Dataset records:
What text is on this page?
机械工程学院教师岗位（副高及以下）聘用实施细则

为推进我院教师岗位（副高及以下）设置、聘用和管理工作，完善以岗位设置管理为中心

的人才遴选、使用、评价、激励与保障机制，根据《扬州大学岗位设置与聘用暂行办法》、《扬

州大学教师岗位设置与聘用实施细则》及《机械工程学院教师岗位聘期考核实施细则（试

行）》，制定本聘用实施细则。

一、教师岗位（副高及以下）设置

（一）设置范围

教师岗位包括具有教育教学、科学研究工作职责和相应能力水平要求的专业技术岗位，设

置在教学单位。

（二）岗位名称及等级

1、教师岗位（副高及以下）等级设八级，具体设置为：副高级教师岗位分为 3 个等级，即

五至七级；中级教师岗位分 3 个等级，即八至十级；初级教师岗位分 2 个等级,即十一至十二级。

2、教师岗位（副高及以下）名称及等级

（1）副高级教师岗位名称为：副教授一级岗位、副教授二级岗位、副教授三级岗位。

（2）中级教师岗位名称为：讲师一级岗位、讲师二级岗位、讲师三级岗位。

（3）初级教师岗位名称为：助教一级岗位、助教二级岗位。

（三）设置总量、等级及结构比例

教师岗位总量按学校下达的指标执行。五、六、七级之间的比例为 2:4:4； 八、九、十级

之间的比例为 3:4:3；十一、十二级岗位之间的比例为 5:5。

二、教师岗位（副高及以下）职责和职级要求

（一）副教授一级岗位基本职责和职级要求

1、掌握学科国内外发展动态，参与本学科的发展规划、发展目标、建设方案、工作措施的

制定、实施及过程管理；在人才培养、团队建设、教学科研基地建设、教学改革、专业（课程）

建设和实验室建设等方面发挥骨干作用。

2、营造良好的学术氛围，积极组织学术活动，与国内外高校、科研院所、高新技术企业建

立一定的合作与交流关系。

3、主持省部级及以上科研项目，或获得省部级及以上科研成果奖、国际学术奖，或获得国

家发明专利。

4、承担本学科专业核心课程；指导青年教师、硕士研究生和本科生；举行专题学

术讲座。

**Stated problem**
Please set down each line of the records exactly as given.

**Expected answer**
What text is on this page?
机械工程学院教师岗位（副高及以下）聘用实施细则

为推进我院教师岗位（副高及以下）设置、聘用和管理工作，完善以岗位设置管理为中心

的人才遴选、使用、评价、激励与保障机制，根据《扬州大学岗位设置与聘用暂行办法》、《扬

州大学教师岗位设置与聘用实施细则》及《机械工程学院教师岗位聘期考核实施细则（试

行）》，制定本聘用实施细则。

一、教师岗位（副高及以下）设置

（一）设置范围

教师岗位包括具有教育教学、科学研究工作职责和相应能力水平要求的专业技术岗位，设

置在教学单位。

（二）岗位名称及等级

1、教师岗位（副高及以下）等级设八级，具体设置为：副高级教师岗位分为 3 个等级，即

五至七级；中级教师岗位分 3 个等级，即八至十级；初级教师岗位分 2 个等级,即十一至十二级。

2、教师岗位（副高及以下）名称及等级

（1）副高级教师岗位名称为：副教授一级岗位、副教授二级岗位、副教授三级岗位。

（2）中级教师岗位名称为：讲师一级岗位、讲师二级岗位、讲师三级岗位。

（3）初级教师岗位名称为：助教一级岗位、助教二级岗位。

（三）设置总量、等级及结构比例

教师岗位总量按学校下达的指标执行。五、六、七级之间的比例为 2:4:4； 八、九、十级

之间的比例为 3:4:3；十一、十二级岗位之间的比例为 5:5。

二、教师岗位（副高及以下）职责和职级要求

（一）副教授一级岗位基本职责和职级要求

1、掌握学科国内外发展动态，参与本学科的发展规划、发展目标、建设方案、工作措施的

制定、实施及过程管理；在人才培养、团队建设、教学科研基地建设、教学改革、专业（课程）

建设和实验室建设等方面发挥骨干作用。

2、营造良好的学术氛围，积极组织学术活动，与国内外高校、科研院所、高新技术企业建

立一定的合作与交流关系。

3、主持省部级及以上科研项目，或获得省部级及以上科研成果奖、国际学术奖，或获得国

家发明专利。

4、承担本学科专业核心课程；指导青年教师、硕士研究生和本科生；举行专题学

术讲座。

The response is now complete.